- [Your goal] Nothing is to be left out: repeat every entry exactly as given.

- [Document layout analysis data]
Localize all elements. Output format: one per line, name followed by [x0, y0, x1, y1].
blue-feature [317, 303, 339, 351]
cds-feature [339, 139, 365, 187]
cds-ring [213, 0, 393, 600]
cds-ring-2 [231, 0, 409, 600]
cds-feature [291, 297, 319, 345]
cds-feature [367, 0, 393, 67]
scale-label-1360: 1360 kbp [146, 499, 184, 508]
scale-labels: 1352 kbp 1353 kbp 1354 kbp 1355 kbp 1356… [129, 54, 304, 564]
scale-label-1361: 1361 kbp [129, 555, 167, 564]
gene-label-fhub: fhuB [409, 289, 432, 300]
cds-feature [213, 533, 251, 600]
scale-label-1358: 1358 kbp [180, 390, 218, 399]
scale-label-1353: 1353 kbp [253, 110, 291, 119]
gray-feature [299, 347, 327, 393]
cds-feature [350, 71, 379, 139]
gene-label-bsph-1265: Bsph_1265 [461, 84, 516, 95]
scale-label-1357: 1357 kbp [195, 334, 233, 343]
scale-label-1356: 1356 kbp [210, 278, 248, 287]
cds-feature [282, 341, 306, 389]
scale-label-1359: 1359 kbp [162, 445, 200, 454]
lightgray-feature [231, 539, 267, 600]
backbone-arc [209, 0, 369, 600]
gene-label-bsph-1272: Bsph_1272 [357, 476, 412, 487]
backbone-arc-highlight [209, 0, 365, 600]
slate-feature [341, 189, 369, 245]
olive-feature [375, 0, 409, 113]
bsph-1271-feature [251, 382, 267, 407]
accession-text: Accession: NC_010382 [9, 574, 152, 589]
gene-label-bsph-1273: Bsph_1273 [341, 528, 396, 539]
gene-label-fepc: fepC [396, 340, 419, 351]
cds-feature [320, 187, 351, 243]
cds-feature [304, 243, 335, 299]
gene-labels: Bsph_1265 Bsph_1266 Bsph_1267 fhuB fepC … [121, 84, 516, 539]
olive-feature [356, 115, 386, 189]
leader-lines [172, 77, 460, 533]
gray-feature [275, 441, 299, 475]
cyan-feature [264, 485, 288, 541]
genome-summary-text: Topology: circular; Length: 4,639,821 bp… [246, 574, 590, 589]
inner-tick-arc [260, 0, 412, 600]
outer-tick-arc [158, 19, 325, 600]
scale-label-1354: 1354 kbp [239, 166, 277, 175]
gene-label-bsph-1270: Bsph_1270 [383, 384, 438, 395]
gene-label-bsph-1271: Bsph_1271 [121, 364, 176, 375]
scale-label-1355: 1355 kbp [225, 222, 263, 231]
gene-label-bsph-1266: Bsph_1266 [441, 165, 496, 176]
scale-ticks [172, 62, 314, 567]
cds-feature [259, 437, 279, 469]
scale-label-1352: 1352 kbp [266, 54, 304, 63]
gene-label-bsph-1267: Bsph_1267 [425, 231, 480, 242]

- [Response area]
Localize all elements. Output format: one per line, name followed by [x0, y0, x1, y1].
blue-feature [317, 303, 339, 351]
cds-feature [339, 139, 365, 187]
cds-ring [213, 0, 393, 600]
cds-ring-2 [231, 0, 409, 600]
cds-feature [291, 297, 319, 345]
cds-feature [367, 0, 393, 67]
scale-label-1360: 1360 kbp [146, 499, 184, 508]
scale-labels: 1352 kbp 1353 kbp 1354 kbp 1355 kbp 1356… [129, 54, 304, 564]
scale-label-1361: 1361 kbp [129, 555, 167, 564]
gene-label-fhub: fhuB [409, 289, 432, 300]
cds-feature [213, 533, 251, 600]
scale-label-1358: 1358 kbp [180, 390, 218, 399]
scale-label-1353: 1353 kbp [253, 110, 291, 119]
gray-feature [299, 347, 327, 393]
cds-feature [350, 71, 379, 139]
gene-label-bsph-1265: Bsph_1265 [461, 84, 516, 95]
scale-label-1357: 1357 kbp [195, 334, 233, 343]
scale-label-1356: 1356 kbp [210, 278, 248, 287]
cds-feature [282, 341, 306, 389]
scale-label-1359: 1359 kbp [162, 445, 200, 454]
lightgray-feature [231, 539, 267, 600]
backbone-arc [209, 0, 369, 600]
gene-label-bsph-1272: Bsph_1272 [357, 476, 412, 487]
backbone-arc-highlight [209, 0, 365, 600]
slate-feature [341, 189, 369, 245]
olive-feature [375, 0, 409, 113]
bsph-1271-feature [251, 382, 267, 407]
accession-text: Accession: NC_010382 [9, 574, 152, 589]
gene-label-bsph-1273: Bsph_1273 [341, 528, 396, 539]
gene-label-fepc: fepC [396, 340, 419, 351]
cds-feature [320, 187, 351, 243]
cds-feature [304, 243, 335, 299]
gene-labels: Bsph_1265 Bsph_1266 Bsph_1267 fhuB fepC … [121, 84, 516, 539]
olive-feature [356, 115, 386, 189]
leader-lines [172, 77, 460, 533]
gray-feature [275, 441, 299, 475]
cyan-feature [264, 485, 288, 541]
genome-summary-text: Topology: circular; Length: 4,639,821 bp… [246, 574, 590, 589]
inner-tick-arc [260, 0, 412, 600]
outer-tick-arc [158, 19, 325, 600]
scale-label-1354: 1354 kbp [239, 166, 277, 175]
gene-label-bsph-1270: Bsph_1270 [383, 384, 438, 395]
gene-label-bsph-1271: Bsph_1271 [121, 364, 176, 375]
scale-label-1355: 1355 kbp [225, 222, 263, 231]
gene-label-bsph-1266: Bsph_1266 [441, 165, 496, 176]
scale-ticks [172, 62, 314, 567]
cds-feature [259, 437, 279, 469]
scale-label-1352: 1352 kbp [266, 54, 304, 63]
gene-label-bsph-1267: Bsph_1267 [425, 231, 480, 242]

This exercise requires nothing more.